====== Records to use ======

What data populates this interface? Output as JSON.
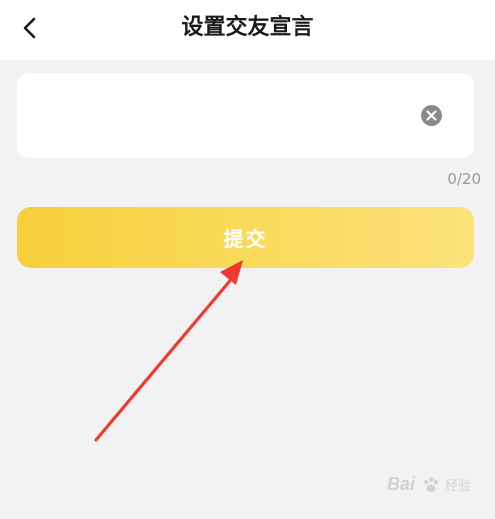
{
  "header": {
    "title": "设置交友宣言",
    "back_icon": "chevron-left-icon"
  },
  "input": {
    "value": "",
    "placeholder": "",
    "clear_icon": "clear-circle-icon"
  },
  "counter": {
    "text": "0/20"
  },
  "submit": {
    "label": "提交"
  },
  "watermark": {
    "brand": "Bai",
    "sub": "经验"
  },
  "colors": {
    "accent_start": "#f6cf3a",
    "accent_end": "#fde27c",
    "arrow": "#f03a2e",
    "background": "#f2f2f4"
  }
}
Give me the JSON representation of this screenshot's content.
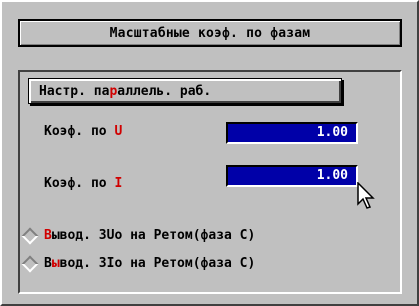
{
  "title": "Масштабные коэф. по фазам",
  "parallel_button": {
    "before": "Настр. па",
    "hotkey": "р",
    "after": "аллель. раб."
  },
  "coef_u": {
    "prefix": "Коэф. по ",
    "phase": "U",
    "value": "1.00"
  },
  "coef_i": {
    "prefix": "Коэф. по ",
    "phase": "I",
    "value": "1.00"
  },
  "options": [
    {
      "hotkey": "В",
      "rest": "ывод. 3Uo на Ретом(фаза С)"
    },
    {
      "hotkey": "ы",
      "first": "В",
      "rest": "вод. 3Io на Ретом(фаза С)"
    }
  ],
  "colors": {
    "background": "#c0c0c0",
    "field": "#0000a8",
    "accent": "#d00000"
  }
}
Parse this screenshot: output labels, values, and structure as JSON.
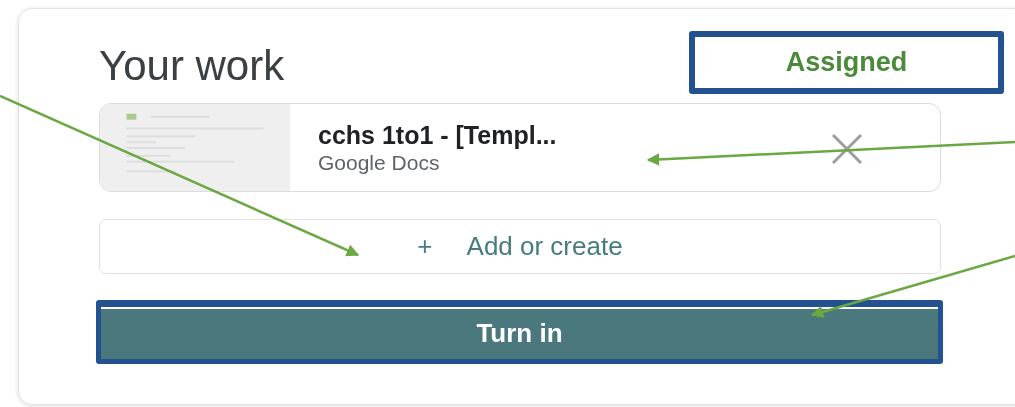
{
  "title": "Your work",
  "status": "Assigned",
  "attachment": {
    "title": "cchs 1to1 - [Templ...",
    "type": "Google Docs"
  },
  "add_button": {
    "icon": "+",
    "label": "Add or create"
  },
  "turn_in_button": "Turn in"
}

======

Description of the task
Excluding the pictures, restate the records above word for word.

Solution for this problem
What data populates this interface? Output as JSON.
{
  "header": {
    "title": "设置交友宣言",
    "back_icon": "chevron-left-icon"
  },
  "input": {
    "value": "",
    "placeholder": "",
    "clear_icon": "clear-circle-icon"
  },
  "counter": {
    "text": "0/20"
  },
  "submit": {
    "label": "提交"
  },
  "watermark": {
    "brand": "Bai",
    "sub": "经验"
  },
  "colors": {
    "accent_start": "#f6cf3a",
    "accent_end": "#fde27c",
    "arrow": "#f03a2e",
    "background": "#f2f2f4"
  }
}
Give me the JSON representation of this screenshot's content.
{
  "title": "Масштабные коэф. по фазам",
  "parallel_button": {
    "before": "Настр. па",
    "hotkey": "р",
    "after": "аллель. раб."
  },
  "coef_u": {
    "prefix": "Коэф. по ",
    "phase": "U",
    "value": "1.00"
  },
  "coef_i": {
    "prefix": "Коэф. по ",
    "phase": "I",
    "value": "1.00"
  },
  "options": [
    {
      "hotkey": "В",
      "rest": "ывод. 3Uo на Ретом(фаза С)"
    },
    {
      "hotkey": "ы",
      "first": "В",
      "rest": "вод. 3Io на Ретом(фаза С)"
    }
  ],
  "colors": {
    "background": "#c0c0c0",
    "field": "#0000a8",
    "accent": "#d00000"
  }
}
Parse this screenshot: output labels, values, and structure as JSON.
{
  "title": "Your work",
  "status": "Assigned",
  "attachment": {
    "title": "cchs 1to1 - [Templ...",
    "type": "Google Docs"
  },
  "add_button": {
    "icon": "+",
    "label": "Add or create"
  },
  "turn_in_button": "Turn in"
}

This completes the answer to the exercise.